__Materials provided__
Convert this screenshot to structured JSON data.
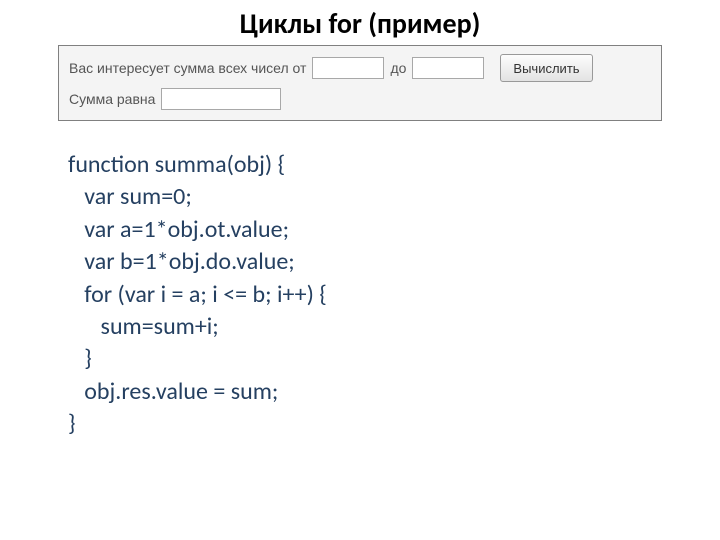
{
  "title": "Циклы for (пример)",
  "form": {
    "prompt_prefix": "Вас интересует сумма всех чисел от",
    "prompt_to": "до",
    "button_label": "Вычислить",
    "result_label": "Сумма равна",
    "from_value": "",
    "to_value": "",
    "result_value": ""
  },
  "code": {
    "color": "#254061",
    "font_size_pt": 18,
    "lines": [
      "function summa(obj) {",
      "   var sum=0;",
      "   var a=1*obj.ot.value;",
      "   var b=1*obj.do.value;",
      "   for (var i = a; i <= b; i++) {",
      "      sum=sum+i;",
      "   }",
      "   obj.res.value = sum;",
      "}"
    ]
  },
  "styling": {
    "background": "#ffffff",
    "panel_bg": "#f4f4f4",
    "panel_border": "#808080",
    "panel_text_color": "#555555",
    "title_color": "#000000",
    "title_fontsize_pt": 21
  }
}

__Required task__
The entries above should be reproduced exactly, without their pictures.

__Solution to the exercise__
Convert this screenshot to structured JSON data.
{
  "title": "Циклы for (пример)",
  "form": {
    "prompt_prefix": "Вас интересует сумма всех чисел от",
    "prompt_to": "до",
    "button_label": "Вычислить",
    "result_label": "Сумма равна",
    "from_value": "",
    "to_value": "",
    "result_value": ""
  },
  "code": {
    "color": "#254061",
    "font_size_pt": 18,
    "lines": [
      "function summa(obj) {",
      "   var sum=0;",
      "   var a=1*obj.ot.value;",
      "   var b=1*obj.do.value;",
      "   for (var i = a; i <= b; i++) {",
      "      sum=sum+i;",
      "   }",
      "   obj.res.value = sum;",
      "}"
    ]
  },
  "styling": {
    "background": "#ffffff",
    "panel_bg": "#f4f4f4",
    "panel_border": "#808080",
    "panel_text_color": "#555555",
    "title_color": "#000000",
    "title_fontsize_pt": 21
  }
}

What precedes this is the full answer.